Data listing »
....
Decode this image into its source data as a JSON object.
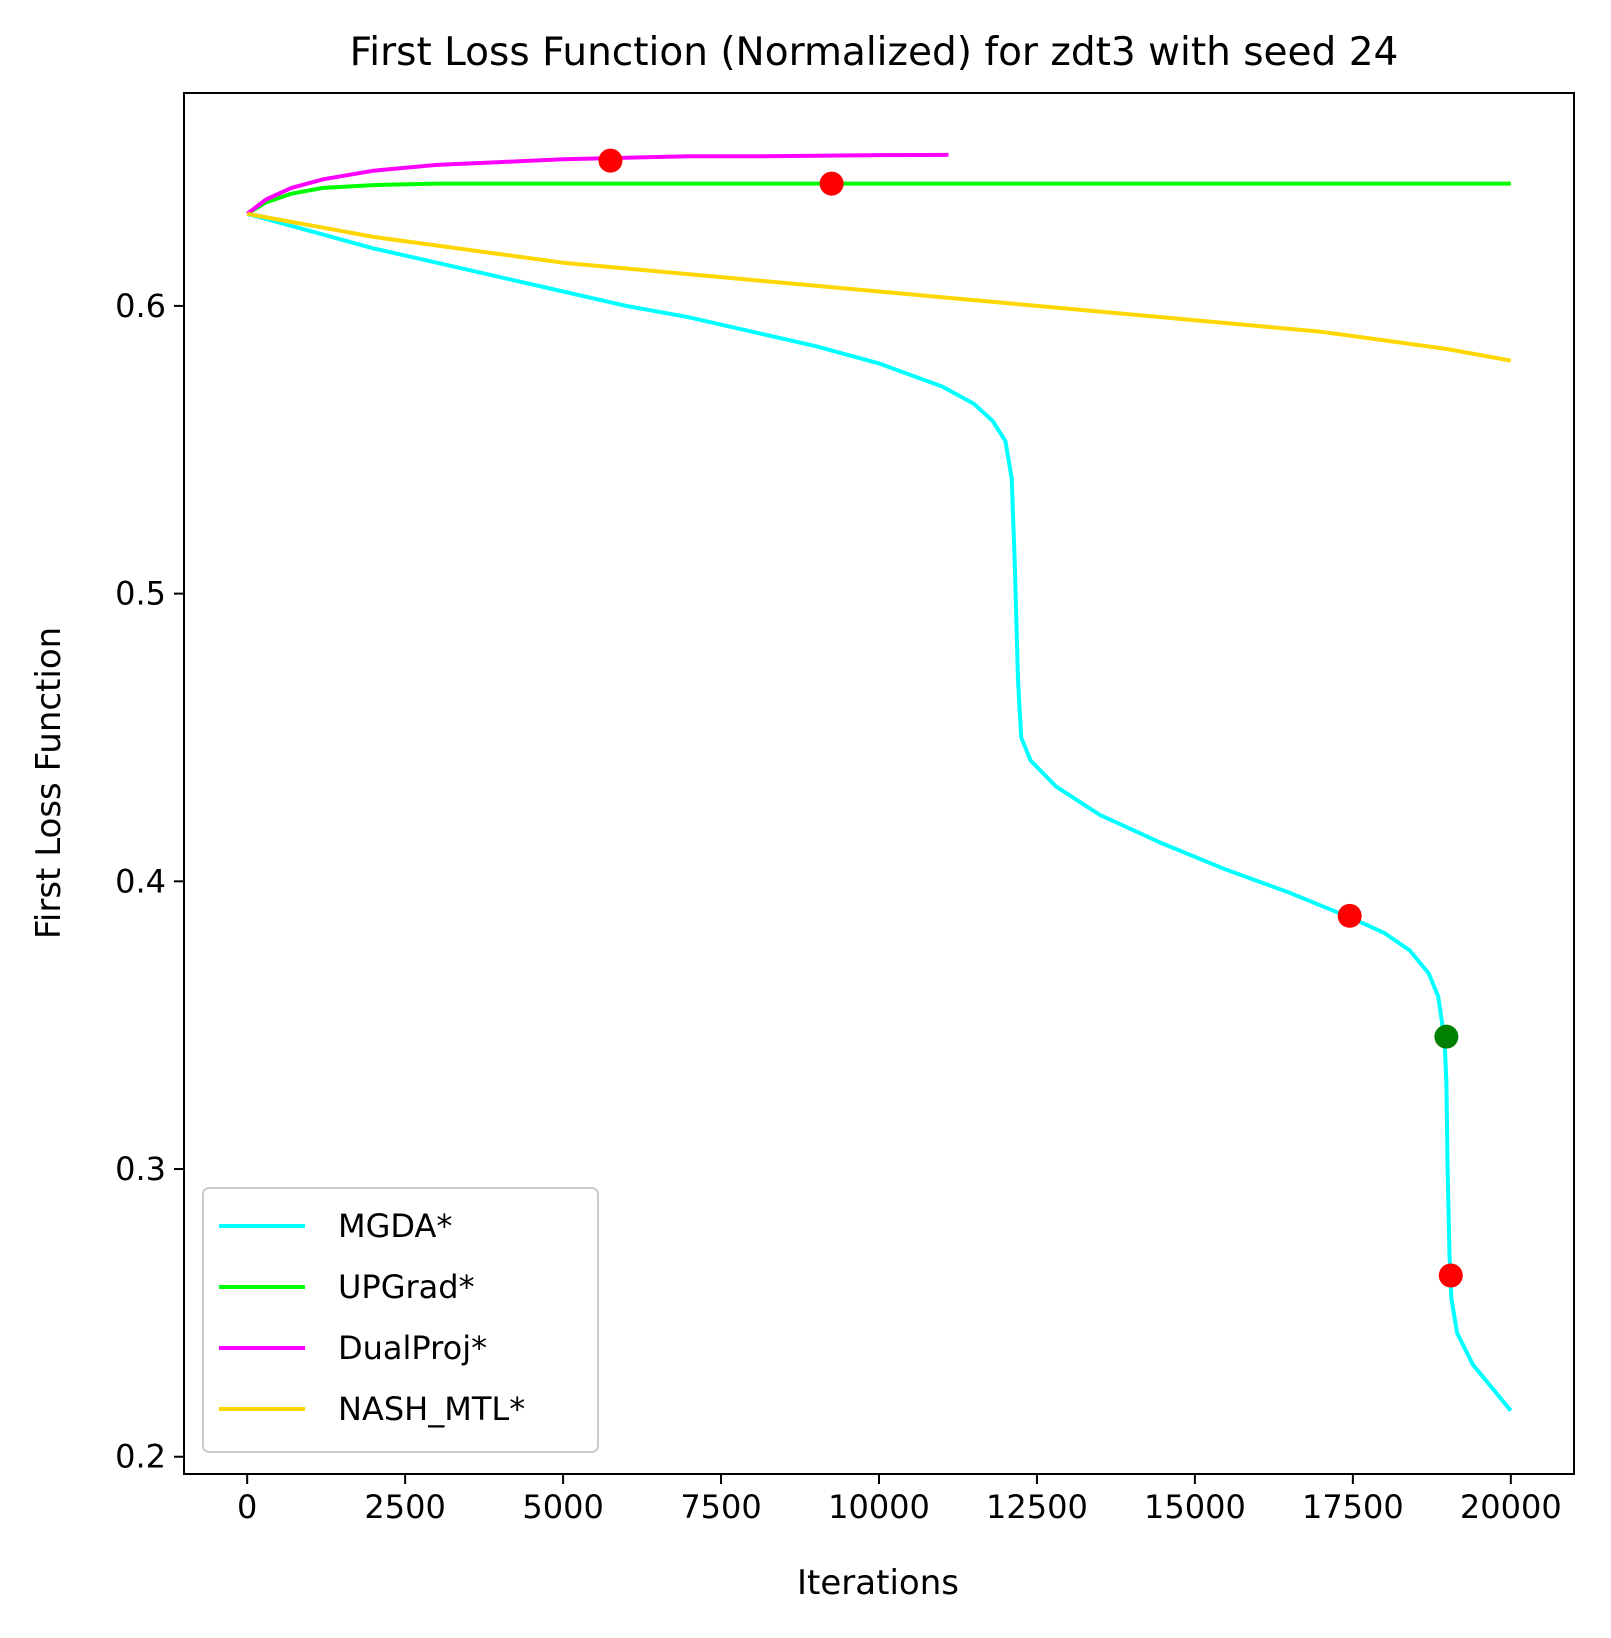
{
  "chart_data": {
    "type": "line",
    "title": "First Loss Function (Normalized) for zdt3 with seed 24",
    "xlabel": "Iterations",
    "ylabel": "First Loss Function",
    "xlim": [
      -1000,
      21000
    ],
    "ylim": [
      0.194,
      0.674
    ],
    "xticks": [
      0,
      2500,
      5000,
      7500,
      10000,
      12500,
      15000,
      17500,
      20000
    ],
    "xtick_labels": [
      "0",
      "2500",
      "5000",
      "7500",
      "10000",
      "12500",
      "15000",
      "17500",
      "20000"
    ],
    "yticks": [
      0.2,
      0.3,
      0.4,
      0.5,
      0.6
    ],
    "ytick_labels": [
      "0.2",
      "0.3",
      "0.4",
      "0.5",
      "0.6"
    ],
    "grid": false,
    "legend": {
      "position": "lower-left"
    },
    "series": [
      {
        "name": "MGDA*",
        "color": "#00ffff",
        "points": [
          [
            0,
            0.632
          ],
          [
            500,
            0.629
          ],
          [
            1000,
            0.626
          ],
          [
            2000,
            0.62
          ],
          [
            3000,
            0.615
          ],
          [
            4000,
            0.61
          ],
          [
            5000,
            0.605
          ],
          [
            6000,
            0.6
          ],
          [
            7000,
            0.596
          ],
          [
            8000,
            0.591
          ],
          [
            9000,
            0.586
          ],
          [
            10000,
            0.58
          ],
          [
            10500,
            0.576
          ],
          [
            11000,
            0.572
          ],
          [
            11500,
            0.566
          ],
          [
            11800,
            0.56
          ],
          [
            12000,
            0.553
          ],
          [
            12100,
            0.54
          ],
          [
            12150,
            0.51
          ],
          [
            12200,
            0.47
          ],
          [
            12250,
            0.45
          ],
          [
            12400,
            0.442
          ],
          [
            12800,
            0.433
          ],
          [
            13500,
            0.423
          ],
          [
            14500,
            0.413
          ],
          [
            15500,
            0.404
          ],
          [
            16500,
            0.396
          ],
          [
            17500,
            0.387
          ],
          [
            18000,
            0.382
          ],
          [
            18400,
            0.376
          ],
          [
            18700,
            0.368
          ],
          [
            18850,
            0.36
          ],
          [
            18950,
            0.345
          ],
          [
            18980,
            0.33
          ],
          [
            19000,
            0.3
          ],
          [
            19030,
            0.27
          ],
          [
            19060,
            0.255
          ],
          [
            19150,
            0.243
          ],
          [
            19400,
            0.232
          ],
          [
            19700,
            0.224
          ],
          [
            20000,
            0.216
          ]
        ]
      },
      {
        "name": "UPGrad*",
        "color": "#00ff00",
        "points": [
          [
            0,
            0.632
          ],
          [
            300,
            0.636
          ],
          [
            700,
            0.639
          ],
          [
            1200,
            0.641
          ],
          [
            2000,
            0.642
          ],
          [
            3000,
            0.6425
          ],
          [
            5000,
            0.6425
          ],
          [
            10000,
            0.6425
          ],
          [
            15000,
            0.6425
          ],
          [
            20000,
            0.6425
          ]
        ]
      },
      {
        "name": "DualProj*",
        "color": "#ff00ff",
        "points": [
          [
            0,
            0.632
          ],
          [
            300,
            0.637
          ],
          [
            700,
            0.641
          ],
          [
            1200,
            0.644
          ],
          [
            2000,
            0.647
          ],
          [
            3000,
            0.649
          ],
          [
            4000,
            0.65
          ],
          [
            5000,
            0.651
          ],
          [
            6000,
            0.6515
          ],
          [
            7000,
            0.652
          ],
          [
            8000,
            0.652
          ],
          [
            9000,
            0.6522
          ],
          [
            10000,
            0.6524
          ],
          [
            11100,
            0.6525
          ]
        ]
      },
      {
        "name": "NASH_MTL*",
        "color": "#ffd700",
        "points": [
          [
            0,
            0.632
          ],
          [
            500,
            0.63
          ],
          [
            1000,
            0.628
          ],
          [
            2000,
            0.624
          ],
          [
            3000,
            0.621
          ],
          [
            4000,
            0.618
          ],
          [
            5000,
            0.615
          ],
          [
            6000,
            0.613
          ],
          [
            7000,
            0.611
          ],
          [
            8000,
            0.609
          ],
          [
            9000,
            0.607
          ],
          [
            10000,
            0.605
          ],
          [
            11000,
            0.603
          ],
          [
            12000,
            0.601
          ],
          [
            13000,
            0.599
          ],
          [
            14000,
            0.597
          ],
          [
            15000,
            0.595
          ],
          [
            16000,
            0.593
          ],
          [
            17000,
            0.591
          ],
          [
            18000,
            0.588
          ],
          [
            19000,
            0.585
          ],
          [
            20000,
            0.581
          ]
        ]
      }
    ],
    "markers": [
      {
        "x": 5750,
        "y": 0.6505,
        "color": "#ff0000"
      },
      {
        "x": 9250,
        "y": 0.6425,
        "color": "#ff0000"
      },
      {
        "x": 17450,
        "y": 0.388,
        "color": "#ff0000"
      },
      {
        "x": 18980,
        "y": 0.346,
        "color": "#008000"
      },
      {
        "x": 19050,
        "y": 0.263,
        "color": "#ff0000"
      }
    ]
  }
}
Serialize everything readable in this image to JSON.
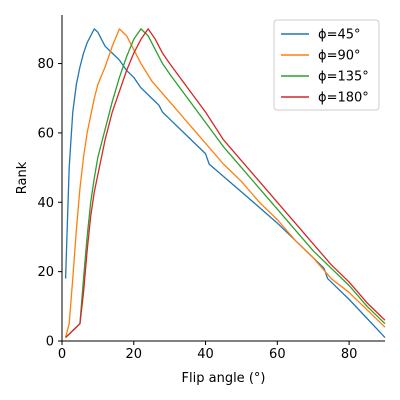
....
What is asked »
Transcribe all the data word for word; the images stay out.

Correct answer »
Decode this image into its source data as a JSON object.
{
  "chart_data": {
    "type": "line",
    "title": "First Loss Function (Normalized) for zdt3 with seed 24",
    "xlabel": "Iterations",
    "ylabel": "First Loss Function",
    "xlim": [
      -1000,
      21000
    ],
    "ylim": [
      0.194,
      0.674
    ],
    "xticks": [
      0,
      2500,
      5000,
      7500,
      10000,
      12500,
      15000,
      17500,
      20000
    ],
    "xtick_labels": [
      "0",
      "2500",
      "5000",
      "7500",
      "10000",
      "12500",
      "15000",
      "17500",
      "20000"
    ],
    "yticks": [
      0.2,
      0.3,
      0.4,
      0.5,
      0.6
    ],
    "ytick_labels": [
      "0.2",
      "0.3",
      "0.4",
      "0.5",
      "0.6"
    ],
    "grid": false,
    "legend": {
      "position": "lower-left"
    },
    "series": [
      {
        "name": "MGDA*",
        "color": "#00ffff",
        "points": [
          [
            0,
            0.632
          ],
          [
            500,
            0.629
          ],
          [
            1000,
            0.626
          ],
          [
            2000,
            0.62
          ],
          [
            3000,
            0.615
          ],
          [
            4000,
            0.61
          ],
          [
            5000,
            0.605
          ],
          [
            6000,
            0.6
          ],
          [
            7000,
            0.596
          ],
          [
            8000,
            0.591
          ],
          [
            9000,
            0.586
          ],
          [
            10000,
            0.58
          ],
          [
            10500,
            0.576
          ],
          [
            11000,
            0.572
          ],
          [
            11500,
            0.566
          ],
          [
            11800,
            0.56
          ],
          [
            12000,
            0.553
          ],
          [
            12100,
            0.54
          ],
          [
            12150,
            0.51
          ],
          [
            12200,
            0.47
          ],
          [
            12250,
            0.45
          ],
          [
            12400,
            0.442
          ],
          [
            12800,
            0.433
          ],
          [
            13500,
            0.423
          ],
          [
            14500,
            0.413
          ],
          [
            15500,
            0.404
          ],
          [
            16500,
            0.396
          ],
          [
            17500,
            0.387
          ],
          [
            18000,
            0.382
          ],
          [
            18400,
            0.376
          ],
          [
            18700,
            0.368
          ],
          [
            18850,
            0.36
          ],
          [
            18950,
            0.345
          ],
          [
            18980,
            0.33
          ],
          [
            19000,
            0.3
          ],
          [
            19030,
            0.27
          ],
          [
            19060,
            0.255
          ],
          [
            19150,
            0.243
          ],
          [
            19400,
            0.232
          ],
          [
            19700,
            0.224
          ],
          [
            20000,
            0.216
          ]
        ]
      },
      {
        "name": "UPGrad*",
        "color": "#00ff00",
        "points": [
          [
            0,
            0.632
          ],
          [
            300,
            0.636
          ],
          [
            700,
            0.639
          ],
          [
            1200,
            0.641
          ],
          [
            2000,
            0.642
          ],
          [
            3000,
            0.6425
          ],
          [
            5000,
            0.6425
          ],
          [
            10000,
            0.6425
          ],
          [
            15000,
            0.6425
          ],
          [
            20000,
            0.6425
          ]
        ]
      },
      {
        "name": "DualProj*",
        "color": "#ff00ff",
        "points": [
          [
            0,
            0.632
          ],
          [
            300,
            0.637
          ],
          [
            700,
            0.641
          ],
          [
            1200,
            0.644
          ],
          [
            2000,
            0.647
          ],
          [
            3000,
            0.649
          ],
          [
            4000,
            0.65
          ],
          [
            5000,
            0.651
          ],
          [
            6000,
            0.6515
          ],
          [
            7000,
            0.652
          ],
          [
            8000,
            0.652
          ],
          [
            9000,
            0.6522
          ],
          [
            10000,
            0.6524
          ],
          [
            11100,
            0.6525
          ]
        ]
      },
      {
        "name": "NASH_MTL*",
        "color": "#ffd700",
        "points": [
          [
            0,
            0.632
          ],
          [
            500,
            0.63
          ],
          [
            1000,
            0.628
          ],
          [
            2000,
            0.624
          ],
          [
            3000,
            0.621
          ],
          [
            4000,
            0.618
          ],
          [
            5000,
            0.615
          ],
          [
            6000,
            0.613
          ],
          [
            7000,
            0.611
          ],
          [
            8000,
            0.609
          ],
          [
            9000,
            0.607
          ],
          [
            10000,
            0.605
          ],
          [
            11000,
            0.603
          ],
          [
            12000,
            0.601
          ],
          [
            13000,
            0.599
          ],
          [
            14000,
            0.597
          ],
          [
            15000,
            0.595
          ],
          [
            16000,
            0.593
          ],
          [
            17000,
            0.591
          ],
          [
            18000,
            0.588
          ],
          [
            19000,
            0.585
          ],
          [
            20000,
            0.581
          ]
        ]
      }
    ],
    "markers": [
      {
        "x": 5750,
        "y": 0.6505,
        "color": "#ff0000"
      },
      {
        "x": 9250,
        "y": 0.6425,
        "color": "#ff0000"
      },
      {
        "x": 17450,
        "y": 0.388,
        "color": "#ff0000"
      },
      {
        "x": 18980,
        "y": 0.346,
        "color": "#008000"
      },
      {
        "x": 19050,
        "y": 0.263,
        "color": "#ff0000"
      }
    ]
  }
}
Serialize everything readable in this image to JSON.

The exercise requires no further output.